→ **Aim**: Go through the lines below and copy each one that holds the string "this".

○ ○ ○ ○

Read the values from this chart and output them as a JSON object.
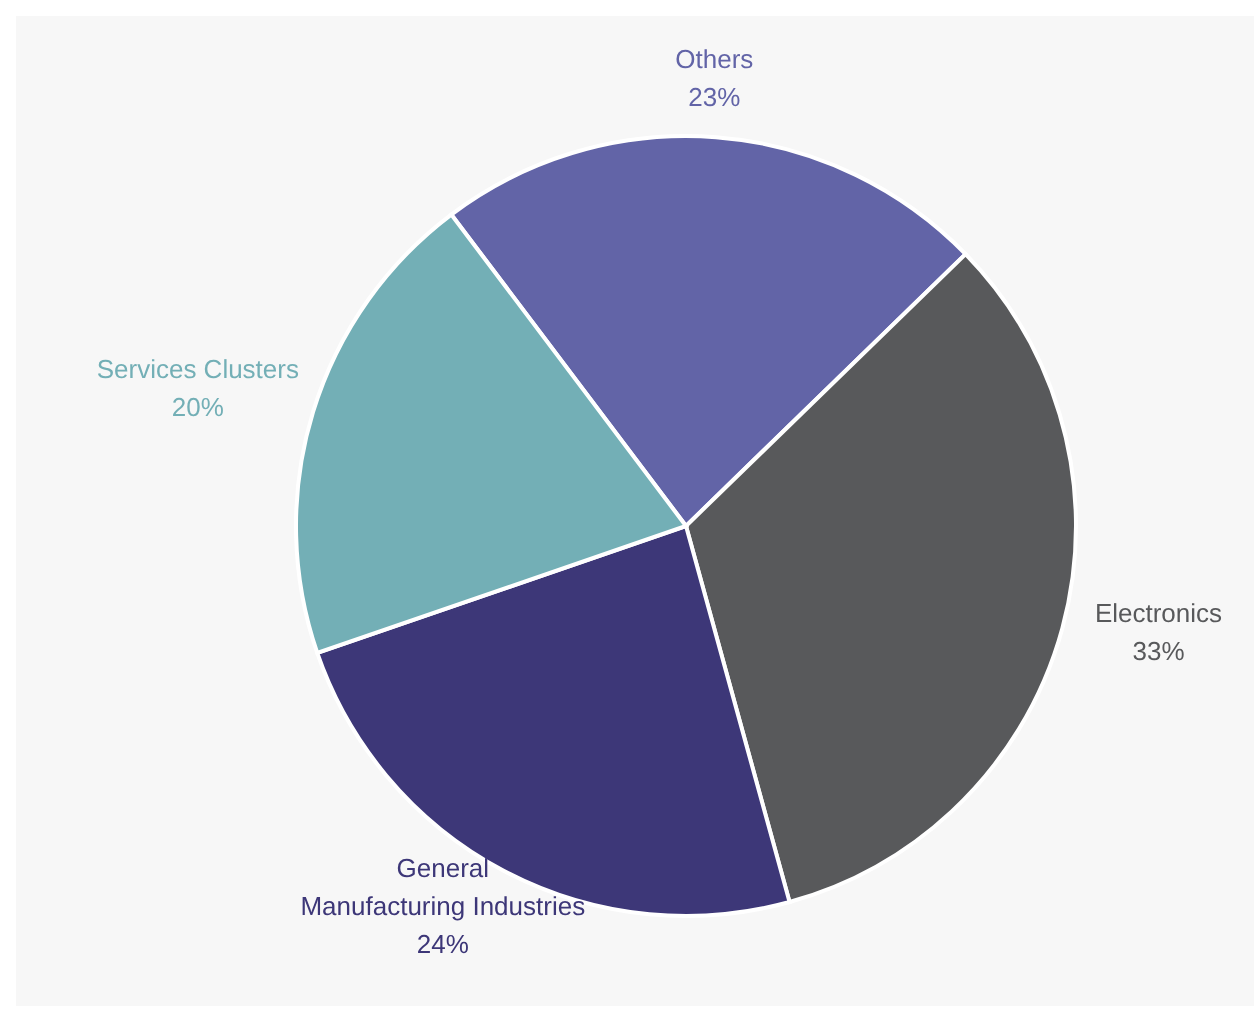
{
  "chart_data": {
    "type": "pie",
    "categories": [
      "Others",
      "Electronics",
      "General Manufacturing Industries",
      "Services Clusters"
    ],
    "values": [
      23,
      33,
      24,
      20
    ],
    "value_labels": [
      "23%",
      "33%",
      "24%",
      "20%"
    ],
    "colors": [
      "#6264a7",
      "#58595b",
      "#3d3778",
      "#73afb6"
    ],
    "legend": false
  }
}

○ ○ ○ ○

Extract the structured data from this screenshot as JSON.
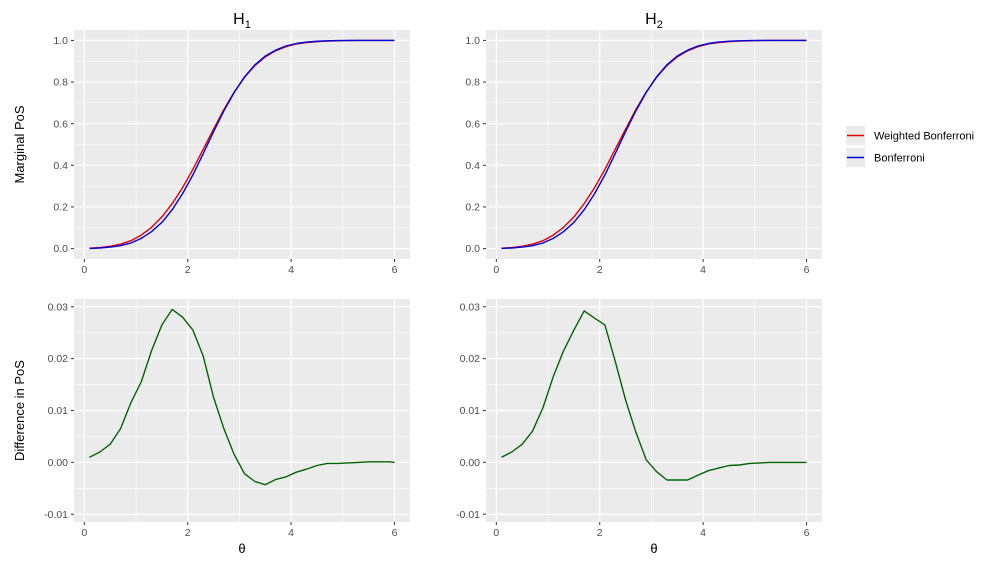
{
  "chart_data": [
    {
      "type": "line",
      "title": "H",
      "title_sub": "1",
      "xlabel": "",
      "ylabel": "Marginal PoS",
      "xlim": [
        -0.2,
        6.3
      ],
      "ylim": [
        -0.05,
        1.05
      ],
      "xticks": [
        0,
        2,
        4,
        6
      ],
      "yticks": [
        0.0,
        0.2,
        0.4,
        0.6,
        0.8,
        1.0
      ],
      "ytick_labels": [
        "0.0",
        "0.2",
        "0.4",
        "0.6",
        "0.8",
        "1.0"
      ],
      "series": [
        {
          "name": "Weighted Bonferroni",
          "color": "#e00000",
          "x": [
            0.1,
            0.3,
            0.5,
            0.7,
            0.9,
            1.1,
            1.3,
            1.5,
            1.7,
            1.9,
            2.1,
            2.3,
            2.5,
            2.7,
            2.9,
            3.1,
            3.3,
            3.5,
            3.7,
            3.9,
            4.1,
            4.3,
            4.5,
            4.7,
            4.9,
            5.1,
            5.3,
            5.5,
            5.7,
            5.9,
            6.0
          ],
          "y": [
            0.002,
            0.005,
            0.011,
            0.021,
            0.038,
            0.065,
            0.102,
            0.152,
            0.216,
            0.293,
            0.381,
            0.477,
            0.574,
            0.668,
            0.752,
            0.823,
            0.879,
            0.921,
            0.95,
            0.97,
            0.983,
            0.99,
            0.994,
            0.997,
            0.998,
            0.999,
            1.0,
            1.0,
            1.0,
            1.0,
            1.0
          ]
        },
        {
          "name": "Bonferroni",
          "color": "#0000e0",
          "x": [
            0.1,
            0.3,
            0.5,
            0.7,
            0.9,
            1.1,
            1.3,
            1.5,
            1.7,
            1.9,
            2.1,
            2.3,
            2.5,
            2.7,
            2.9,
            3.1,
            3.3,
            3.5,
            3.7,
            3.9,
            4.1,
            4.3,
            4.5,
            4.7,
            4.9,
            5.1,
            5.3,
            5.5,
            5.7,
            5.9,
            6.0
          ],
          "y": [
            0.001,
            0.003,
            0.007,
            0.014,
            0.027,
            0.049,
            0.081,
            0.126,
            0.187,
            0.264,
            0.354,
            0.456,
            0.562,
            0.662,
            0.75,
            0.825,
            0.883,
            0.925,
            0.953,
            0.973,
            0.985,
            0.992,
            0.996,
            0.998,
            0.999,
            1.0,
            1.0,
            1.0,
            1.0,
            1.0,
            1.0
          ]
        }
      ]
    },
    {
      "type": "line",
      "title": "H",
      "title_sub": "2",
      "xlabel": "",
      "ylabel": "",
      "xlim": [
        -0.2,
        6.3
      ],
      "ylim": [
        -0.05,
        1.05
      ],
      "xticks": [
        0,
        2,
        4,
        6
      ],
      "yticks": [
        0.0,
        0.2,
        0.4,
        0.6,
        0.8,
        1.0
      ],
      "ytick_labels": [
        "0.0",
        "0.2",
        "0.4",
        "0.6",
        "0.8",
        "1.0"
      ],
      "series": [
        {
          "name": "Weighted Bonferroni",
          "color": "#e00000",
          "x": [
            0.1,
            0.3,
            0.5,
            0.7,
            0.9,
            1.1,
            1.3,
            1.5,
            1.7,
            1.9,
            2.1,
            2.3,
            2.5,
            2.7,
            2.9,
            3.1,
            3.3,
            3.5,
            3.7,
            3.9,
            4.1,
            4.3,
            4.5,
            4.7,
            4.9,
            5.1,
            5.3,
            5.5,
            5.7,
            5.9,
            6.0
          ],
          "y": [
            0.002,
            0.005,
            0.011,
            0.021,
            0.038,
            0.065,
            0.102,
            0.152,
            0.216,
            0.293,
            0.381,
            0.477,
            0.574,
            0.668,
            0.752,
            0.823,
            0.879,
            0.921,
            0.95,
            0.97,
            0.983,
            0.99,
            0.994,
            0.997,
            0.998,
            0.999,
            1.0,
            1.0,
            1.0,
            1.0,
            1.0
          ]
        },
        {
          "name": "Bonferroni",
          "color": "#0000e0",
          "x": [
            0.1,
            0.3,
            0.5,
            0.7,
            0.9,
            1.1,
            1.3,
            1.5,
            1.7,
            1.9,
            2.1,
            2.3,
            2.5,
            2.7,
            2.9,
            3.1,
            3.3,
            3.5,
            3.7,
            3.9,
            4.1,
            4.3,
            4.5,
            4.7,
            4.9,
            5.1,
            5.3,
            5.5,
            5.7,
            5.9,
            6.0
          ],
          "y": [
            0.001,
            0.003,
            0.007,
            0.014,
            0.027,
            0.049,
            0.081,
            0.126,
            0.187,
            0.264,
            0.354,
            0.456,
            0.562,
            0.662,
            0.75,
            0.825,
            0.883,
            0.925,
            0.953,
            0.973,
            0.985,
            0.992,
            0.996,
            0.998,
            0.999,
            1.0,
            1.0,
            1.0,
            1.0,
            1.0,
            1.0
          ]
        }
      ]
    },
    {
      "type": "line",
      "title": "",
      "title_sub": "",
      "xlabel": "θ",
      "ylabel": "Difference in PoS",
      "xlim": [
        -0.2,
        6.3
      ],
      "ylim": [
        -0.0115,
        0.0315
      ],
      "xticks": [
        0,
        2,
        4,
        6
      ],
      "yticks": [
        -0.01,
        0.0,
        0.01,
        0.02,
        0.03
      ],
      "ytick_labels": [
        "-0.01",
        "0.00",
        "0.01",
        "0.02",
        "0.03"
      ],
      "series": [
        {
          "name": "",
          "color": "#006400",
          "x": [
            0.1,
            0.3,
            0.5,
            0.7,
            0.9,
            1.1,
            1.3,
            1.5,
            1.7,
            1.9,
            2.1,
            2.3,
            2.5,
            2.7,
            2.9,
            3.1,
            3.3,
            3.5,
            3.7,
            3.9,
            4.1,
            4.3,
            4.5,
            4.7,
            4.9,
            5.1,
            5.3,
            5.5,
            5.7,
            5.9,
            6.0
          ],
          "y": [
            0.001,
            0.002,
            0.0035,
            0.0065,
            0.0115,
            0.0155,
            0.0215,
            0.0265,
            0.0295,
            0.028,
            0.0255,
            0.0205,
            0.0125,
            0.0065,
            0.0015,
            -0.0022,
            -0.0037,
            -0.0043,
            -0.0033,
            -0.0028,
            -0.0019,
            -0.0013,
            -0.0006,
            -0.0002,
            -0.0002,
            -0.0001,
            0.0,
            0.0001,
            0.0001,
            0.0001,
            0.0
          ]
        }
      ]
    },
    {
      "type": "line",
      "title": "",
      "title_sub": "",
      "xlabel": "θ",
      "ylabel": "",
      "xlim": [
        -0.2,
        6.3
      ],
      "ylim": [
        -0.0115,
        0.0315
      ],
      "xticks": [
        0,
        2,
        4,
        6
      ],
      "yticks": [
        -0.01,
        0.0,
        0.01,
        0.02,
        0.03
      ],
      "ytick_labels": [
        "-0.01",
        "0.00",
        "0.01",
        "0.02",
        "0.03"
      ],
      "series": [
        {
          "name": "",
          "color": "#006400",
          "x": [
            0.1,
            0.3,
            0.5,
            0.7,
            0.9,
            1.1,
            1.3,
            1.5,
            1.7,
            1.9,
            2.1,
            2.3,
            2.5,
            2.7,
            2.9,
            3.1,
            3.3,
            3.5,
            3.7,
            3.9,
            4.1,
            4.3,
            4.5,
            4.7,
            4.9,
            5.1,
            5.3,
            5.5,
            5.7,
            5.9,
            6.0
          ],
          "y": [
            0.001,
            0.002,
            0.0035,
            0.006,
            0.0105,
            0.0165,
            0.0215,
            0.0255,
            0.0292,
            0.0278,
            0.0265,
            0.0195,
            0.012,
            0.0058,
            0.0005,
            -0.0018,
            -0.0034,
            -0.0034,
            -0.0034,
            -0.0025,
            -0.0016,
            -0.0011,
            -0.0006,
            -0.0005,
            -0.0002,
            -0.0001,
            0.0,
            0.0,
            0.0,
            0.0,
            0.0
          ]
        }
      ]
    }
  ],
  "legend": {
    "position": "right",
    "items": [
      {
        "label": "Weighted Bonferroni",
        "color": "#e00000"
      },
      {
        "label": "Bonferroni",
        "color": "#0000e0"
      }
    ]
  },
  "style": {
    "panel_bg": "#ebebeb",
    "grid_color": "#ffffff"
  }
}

○ ○ ○ ○

→ **The response**:
Read the values from this chart and output them as a JSON object.
Extract the structured data from this screenshot as JSON.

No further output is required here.